WHAT YOU WILL DO — Without including any pictures, write out all the entries exactly.

RECORDS TO USE —
'''

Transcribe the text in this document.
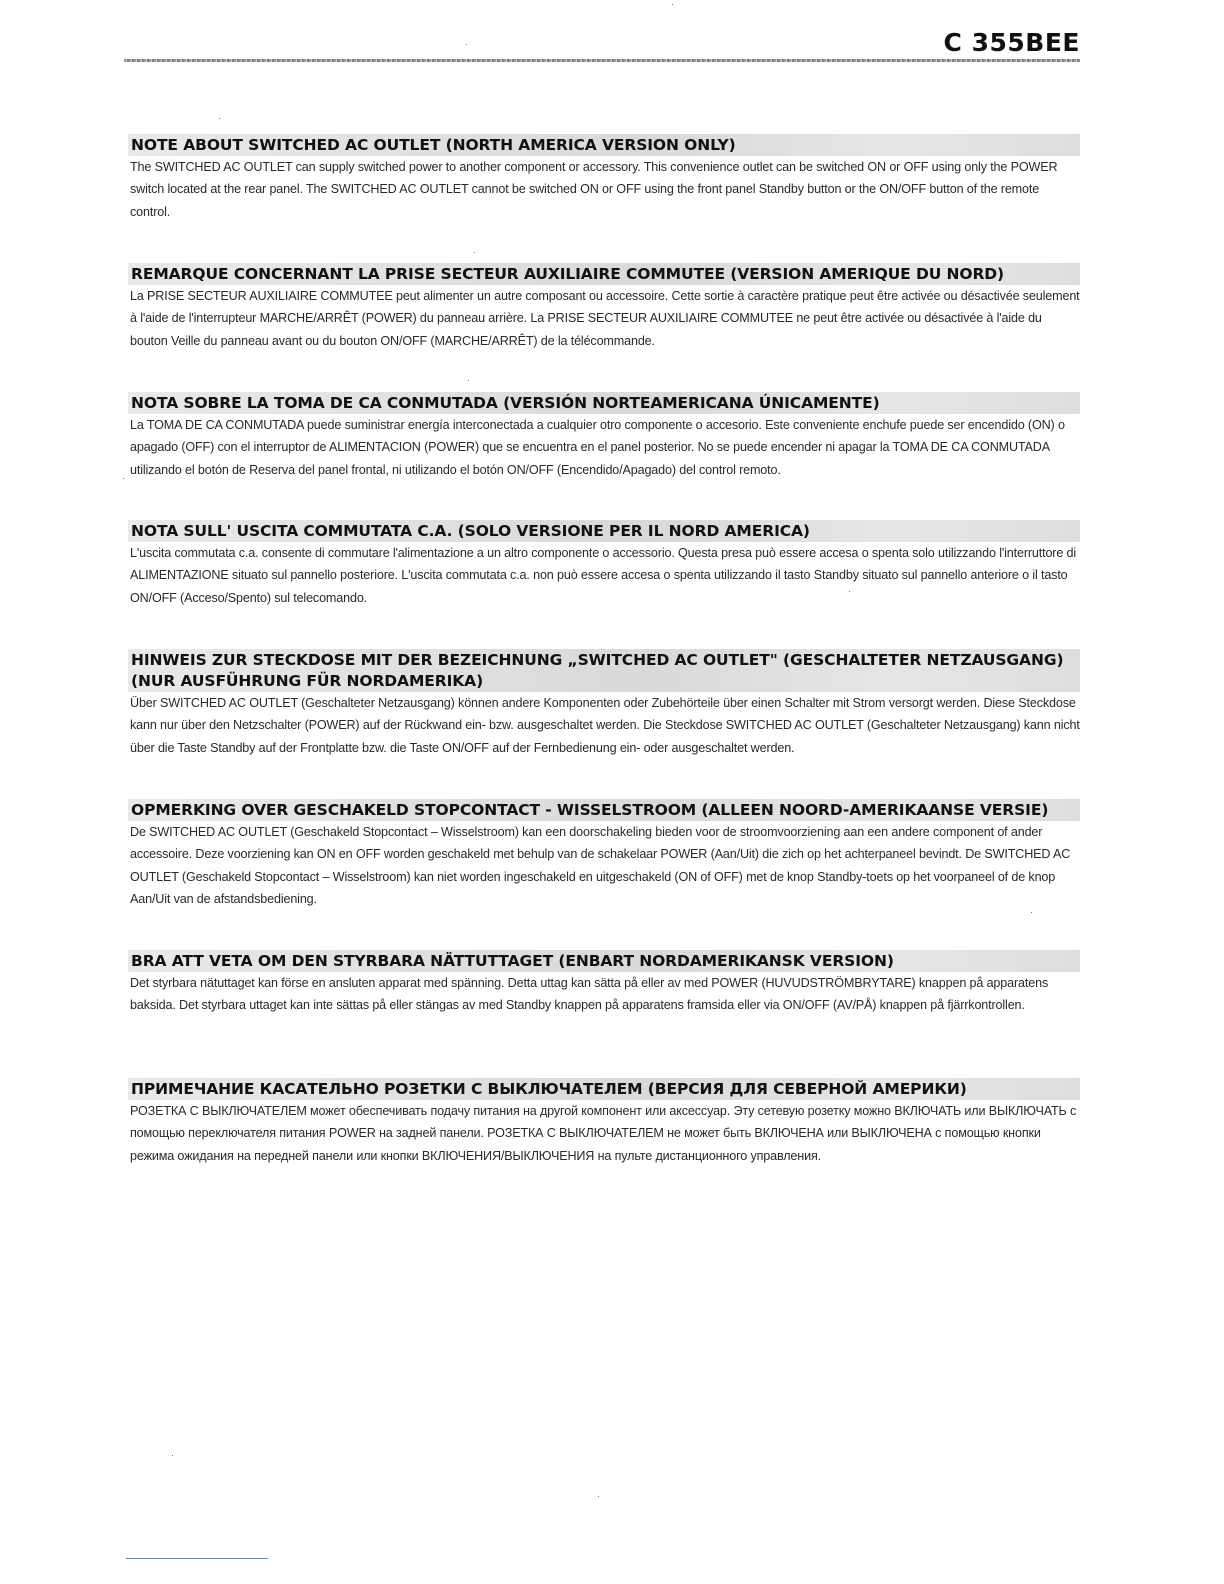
C 355BEE
NOTE ABOUT SWITCHED AC OUTLET (NORTH AMERICA VERSION ONLY)
The SWITCHED AC OUTLET can supply switched power to another component or accessory. This convenience outlet can be switched ON or OFF using only the POWER switch located at the rear panel. The SWITCHED AC OUTLET cannot be switched ON or OFF using the front panel Standby button or the ON/OFF button of the remote control.
REMARQUE CONCERNANT LA PRISE SECTEUR AUXILIAIRE COMMUTEE (VERSION AMERIQUE DU NORD)
La PRISE SECTEUR AUXILIAIRE COMMUTEE peut alimenter un autre composant ou accessoire. Cette sortie à caractère pratique peut être activée ou désactivée seulement à l'aide de l'interrupteur MARCHE/ARRÊT (POWER) du panneau arrière. La PRISE SECTEUR AUXILIAIRE COMMUTEE ne peut être activée ou désactivée à l'aide du bouton Veille du panneau avant ou du bouton ON/OFF (MARCHE/ARRÊT) de la télécommande.
NOTA SOBRE LA TOMA DE CA CONMUTADA (VERSIÓN NORTEAMERICANA ÚNICAMENTE)
La TOMA DE CA CONMUTADA puede suministrar energía interconectada a cualquier otro componente o accesorio. Este conveniente enchufe puede ser encendido (ON) o apagado (OFF) con el interruptor de ALIMENTACION (POWER) que se encuentra en el panel posterior. No se puede encender ni apagar la TOMA DE CA CONMUTADA utilizando el botón de Reserva del panel frontal, ni utilizando el botón ON/OFF (Encendido/Apagado) del control remoto.
NOTA SULL' USCITA COMMUTATA C.A. (SOLO VERSIONE PER IL NORD AMERICA)
L'uscita commutata c.a. consente di commutare l'alimentazione a un altro componente o accessorio. Questa presa può essere accesa o spenta solo utilizzando l'interruttore di ALIMENTAZIONE situato sul pannello posteriore. L'uscita commutata c.a. non può essere accesa o spenta utilizzando il tasto Standby situato sul pannello anteriore o il tasto ON/OFF (Acceso/Spento) sul telecomando.
HINWEIS ZUR STECKDOSE MIT DER BEZEICHNUNG „SWITCHED AC OUTLET" (GESCHALTETER NETZAUSGANG) (NUR AUSFÜHRUNG FÜR NORDAMERIKA)
Über SWITCHED AC OUTLET (Geschalteter Netzausgang) können andere Komponenten oder Zubehörteile über einen Schalter mit Strom versorgt werden. Diese Steckdose kann nur über den Netzschalter (POWER) auf der Rückwand ein- bzw. ausgeschaltet werden. Die Steckdose SWITCHED AC OUTLET (Geschalteter Netzausgang) kann nicht über die Taste Standby auf der Frontplatte bzw. die Taste ON/OFF auf der Fernbedienung ein- oder ausgeschaltet werden.
OPMERKING OVER GESCHAKELD STOPCONTACT - WISSELSTROOM (ALLEEN NOORD-AMERIKAANSE VERSIE)
De SWITCHED AC OUTLET (Geschakeld Stopcontact – Wisselstroom) kan een doorschakeling bieden voor de stroomvoorziening aan een andere component of ander accessoire. Deze voorziening kan ON en OFF worden geschakeld met behulp van de schakelaar POWER (Aan/Uit) die zich op het achterpaneel bevindt. De SWITCHED AC OUTLET (Geschakeld Stopcontact – Wisselstroom) kan niet worden ingeschakeld en uitgeschakeld (ON of OFF) met de knop Standby-toets op het voorpaneel of de knop Aan/Uit van de afstandsbediening.
BRA ATT VETA OM DEN STYRBARA NÄTTUTTAGET (ENBART NORDAMERIKANSK VERSION)
Det styrbara nätuttaget kan förse en ansluten apparat med spänning. Detta uttag kan sätta på eller av med POWER (HUVUDSTRÖMBRYTARE) knappen på apparatens baksida. Det styrbara uttaget kan inte sättas på eller stängas av med Standby knappen på apparatens framsida eller via ON/OFF (AV/PÅ) knappen på fjärrkontrollen.
ПРИМЕЧАНИЕ КАСАТЕЛЬНО РОЗЕТКИ С ВЫКЛЮЧАТЕЛЕМ (ВЕРСИЯ ДЛЯ СЕВЕРНОЙ АМЕРИКИ)
РОЗЕТКА С ВЫКЛЮЧАТЕЛЕМ может обеспечивать подачу питания на другой компонент или аксессуар. Эту сетевую розетку можно ВКЛЮЧАТЬ или ВЫКЛЮЧАТЬ с помощью переключателя питания POWER на задней панели. РОЗЕТКА С ВЫКЛЮЧАТЕЛЕМ не может быть ВКЛЮЧЕНА или ВЫКЛЮЧЕНА с помощью кнопки режима ожидания на передней панели или кнопки ВКЛЮЧЕНИЯ/ВЫКЛЮЧЕНИЯ на пульте дистанционного управления.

'''

REPLY TO THE TASK —
Transcribe the text in this document.
C 355BEE
NOTE ABOUT SWITCHED AC OUTLET (NORTH AMERICA VERSION ONLY)
The SWITCHED AC OUTLET can supply switched power to another component or accessory. This convenience outlet can be switched ON or OFF using only the POWER switch located at the rear panel. The SWITCHED AC OUTLET cannot be switched ON or OFF using the front panel Standby button or the ON/OFF button of the remote control.
REMARQUE CONCERNANT LA PRISE SECTEUR AUXILIAIRE COMMUTEE (VERSION AMERIQUE DU NORD)
La PRISE SECTEUR AUXILIAIRE COMMUTEE peut alimenter un autre composant ou accessoire. Cette sortie à caractère pratique peut être activée ou désactivée seulement à l'aide de l'interrupteur MARCHE/ARRÊT (POWER) du panneau arrière. La PRISE SECTEUR AUXILIAIRE COMMUTEE ne peut être activée ou désactivée à l'aide du bouton Veille du panneau avant ou du bouton ON/OFF (MARCHE/ARRÊT) de la télécommande.
NOTA SOBRE LA TOMA DE CA CONMUTADA (VERSIÓN NORTEAMERICANA ÚNICAMENTE)
La TOMA DE CA CONMUTADA puede suministrar energía interconectada a cualquier otro componente o accesorio. Este conveniente enchufe puede ser encendido (ON) o apagado (OFF) con el interruptor de ALIMENTACION (POWER) que se encuentra en el panel posterior. No se puede encender ni apagar la TOMA DE CA CONMUTADA utilizando el botón de Reserva del panel frontal, ni utilizando el botón ON/OFF (Encendido/Apagado) del control remoto.
NOTA SULL' USCITA COMMUTATA C.A. (SOLO VERSIONE PER IL NORD AMERICA)
L'uscita commutata c.a. consente di commutare l'alimentazione a un altro componente o accessorio. Questa presa può essere accesa o spenta solo utilizzando l'interruttore di ALIMENTAZIONE situato sul pannello posteriore. L'uscita commutata c.a. non può essere accesa o spenta utilizzando il tasto Standby situato sul pannello anteriore o il tasto ON/OFF (Acceso/Spento) sul telecomando.
HINWEIS ZUR STECKDOSE MIT DER BEZEICHNUNG „SWITCHED AC OUTLET" (GESCHALTETER NETZAUSGANG) (NUR AUSFÜHRUNG FÜR NORDAMERIKA)
Über SWITCHED AC OUTLET (Geschalteter Netzausgang) können andere Komponenten oder Zubehörteile über einen Schalter mit Strom versorgt werden. Diese Steckdose kann nur über den Netzschalter (POWER) auf der Rückwand ein- bzw. ausgeschaltet werden. Die Steckdose SWITCHED AC OUTLET (Geschalteter Netzausgang) kann nicht über die Taste Standby auf der Frontplatte bzw. die Taste ON/OFF auf der Fernbedienung ein- oder ausgeschaltet werden.
OPMERKING OVER GESCHAKELD STOPCONTACT - WISSELSTROOM (ALLEEN NOORD-AMERIKAANSE VERSIE)
De SWITCHED AC OUTLET (Geschakeld Stopcontact – Wisselstroom) kan een doorschakeling bieden voor de stroomvoorziening aan een andere component of ander accessoire. Deze voorziening kan ON en OFF worden geschakeld met behulp van de schakelaar POWER (Aan/Uit) die zich op het achterpaneel bevindt. De SWITCHED AC OUTLET (Geschakeld Stopcontact – Wisselstroom) kan niet worden ingeschakeld en uitgeschakeld (ON of OFF) met de knop Standby-toets op het voorpaneel of de knop Aan/Uit van de afstandsbediening.
BRA ATT VETA OM DEN STYRBARA NÄTTUTTAGET (ENBART NORDAMERIKANSK VERSION)
Det styrbara nätuttaget kan förse en ansluten apparat med spänning. Detta uttag kan sätta på eller av med POWER (HUVUDSTRÖMBRYTARE) knappen på apparatens baksida. Det styrbara uttaget kan inte sättas på eller stängas av med Standby knappen på apparatens framsida eller via ON/OFF (AV/PÅ) knappen på fjärrkontrollen.
ПРИМЕЧАНИЕ КАСАТЕЛЬНО РОЗЕТКИ С ВЫКЛЮЧАТЕЛЕМ (ВЕРСИЯ ДЛЯ СЕВЕРНОЙ АМЕРИКИ)
РОЗЕТКА С ВЫКЛЮЧАТЕЛЕМ может обеспечивать подачу питания на другой компонент или аксессуар. Эту сетевую розетку можно ВКЛЮЧАТЬ или ВЫКЛЮЧАТЬ с помощью переключателя питания POWER на задней панели. РОЗЕТКА С ВЫКЛЮЧАТЕЛЕМ не может быть ВКЛЮЧЕНА или ВЫКЛЮЧЕНА с помощью кнопки режима ожидания на передней панели или кнопки ВКЛЮЧЕНИЯ/ВЫКЛЮЧЕНИЯ на пульте дистанционного управления.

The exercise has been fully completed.